--- START OF EXCERPTED PASSAGE ---
Peanut Butter Falcon, The

Lionsgate Home Entertainment // PG-13 // November 12, 2019
List Price: $24.99 [Buy now and save at Amazon]

Review by Ryan Keefer | posted November 27, 2019 | E-mail the Author
The Movie:

Apparently there is a resurgence or even "comeback" for Shia LaBeouf in some film circles which, well, OK I guess. But there has been some praise for his work bandied about in Honey Boy but also The Peanut Butter Falcon, which was a film that quietly came and went to a fair amount of adulation earlier in 2019 and hopefully will see a similar resurgence now that it's on video and on demand.

The film is written and directed by Tyler Nilson and Mike Schwartz, and LaBeouf plays Tyler, a boat hand who burns some fishing gear of Duncan's (John Hawkes, The Sessions) and flees. Tyler runs into Zak (Zack Gottsagen), a young person with Down Syndrome who continually tries to run away from his care facility and caretaker Eleanor (Dakota Johnson, Bad Times at the El Royale). Zak has dreams of becoming a pro wrestler and watches a promotional reel of a wrestling school hundreds of times to boot. Zak and Tyler team up with the goal of Tyler getting Zak to the school, while Tyler gets to a fishing outlet.

The film sets things up pretty quickly to get to the main focus of the story, which is Tyler and Zak's friendship. And both are surprises! I think there has been some praise heaped upon Shia for his work, but the film is not a showcase for him, he just happens to be in it and acting pretty well. And when Gottsagen has to carry the film, he does just as well. The friendship that the forms between the two feels genuine and rooted. The last act of the film feels a little bit of a throwaway and not as much thought put into it, and you will see why as things unfold and move to an end point. But the feelings both have for each other just come off so well. Tyler is a lost person, and as you learn more about him and his patience for and devotion to Zak is even more touching.

LaBeouf is good and Gottsagen does well to try to match him stride for stride, and the ensemble is doubly spot on. Johnson's role is somewhat topical but she puts some effort into it, Bruce Dern (Dakota Johnson, Nebraska) as Zak's roommate was a pleasant surprise, as are three other people integral to the story; Thomas Haden Church (Sideways) and retired wrestlers Jake Roberts and Mick Foley are welcome treats as well, doing what is asked of them nicely and leaving you with a smile on your face when they are done onscreen. Come to think of it, the film itself leaves you smiling.

It's not too often that a film comes in, leaning on its Mark Twain-influenced story and dares you to not be charmed by it, but The Peanut Butter Falcon not only clears this bar with little difficulty, but allows you to go along for the ride to laugh, cry and revel in the authenticity of a relationship between two neglected souls. I haven't seen LaBeouf's other 2019 joint to see if he is back, ever left, etc., but he turns in as earnest a performance as I've seen from him in years, and this was a welcome chance to see him work against another fascinating dramatic voice. If he's doing more work like this, I look forward to what the next one brings.
--- END OF EXCERPTED PASSAGE ---
> [STATED TASK A] In the listing, begin at its first line and stop after the line that has "tagline: EVERYWHERE <box>189 43 287 59</box>". Give those lines again with "MONDAY" changed to "TUESDAY" and nothing else altered.
--- START OF DATASET EXTRACT ---
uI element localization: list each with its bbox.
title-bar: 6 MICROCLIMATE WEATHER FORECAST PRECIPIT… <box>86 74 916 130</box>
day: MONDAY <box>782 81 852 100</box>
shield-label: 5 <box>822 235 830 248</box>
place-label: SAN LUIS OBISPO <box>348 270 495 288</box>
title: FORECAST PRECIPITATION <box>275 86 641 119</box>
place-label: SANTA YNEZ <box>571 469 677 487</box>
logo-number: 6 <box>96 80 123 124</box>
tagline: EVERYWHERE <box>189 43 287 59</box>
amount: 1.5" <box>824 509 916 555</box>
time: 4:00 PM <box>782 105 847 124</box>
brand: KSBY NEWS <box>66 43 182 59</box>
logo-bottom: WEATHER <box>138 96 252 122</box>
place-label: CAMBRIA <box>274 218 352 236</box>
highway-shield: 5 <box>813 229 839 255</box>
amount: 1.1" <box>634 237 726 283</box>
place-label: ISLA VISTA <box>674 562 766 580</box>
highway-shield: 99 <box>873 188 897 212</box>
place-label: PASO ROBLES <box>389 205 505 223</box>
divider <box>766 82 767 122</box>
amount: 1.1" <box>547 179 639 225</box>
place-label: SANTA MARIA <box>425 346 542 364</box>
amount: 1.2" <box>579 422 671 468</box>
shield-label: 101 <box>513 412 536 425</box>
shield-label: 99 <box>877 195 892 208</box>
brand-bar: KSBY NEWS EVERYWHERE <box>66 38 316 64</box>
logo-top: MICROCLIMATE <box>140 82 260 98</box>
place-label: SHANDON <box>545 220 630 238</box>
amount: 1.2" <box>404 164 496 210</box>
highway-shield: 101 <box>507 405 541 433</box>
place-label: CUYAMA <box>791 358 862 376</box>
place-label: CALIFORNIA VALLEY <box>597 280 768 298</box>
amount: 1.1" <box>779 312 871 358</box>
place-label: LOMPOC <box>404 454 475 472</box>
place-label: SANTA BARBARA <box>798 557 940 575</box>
--- END OF DATASET EXTRACT ---
> [STATED TASK B] Please copy the review word for word, beginning at the words "It's not too" and stopping after "next one brings.".

> [EXERCISE SOLUTION A]
uI element localization: list each with its bbox.
title-bar: 6 MICROCLIMATE WEATHER FORECAST PRECIPIT… <box>86 74 916 130</box>
day: TUESDAY <box>782 81 852 100</box>
shield-label: 5 <box>822 235 830 248</box>
place-label: SAN LUIS OBISPO <box>348 270 495 288</box>
title: FORECAST PRECIPITATION <box>275 86 641 119</box>
place-label: SANTA YNEZ <box>571 469 677 487</box>
logo-number: 6 <box>96 80 123 124</box>
tagline: EVERYWHERE <box>189 43 287 59</box>

> [EXERCISE SOLUTION B]
It's not too often that a film comes in, leaning on its Mark Twain-influenced story and dares you to not be charmed by it, but The Peanut Butter Falcon not only clears this bar with little difficulty, but allows you to go along for the ride to laugh, cry and revel in the authenticity of a relationship between two neglected souls. I haven't seen LaBeouf's other 2019 joint to see if he is back, ever left, etc., but he turns in as earnest a performance as I've seen from him in years, and this was a welcome chance to see him work against another fascinating dramatic voice. If he's doing more work like this, I look forward to what the next one brings.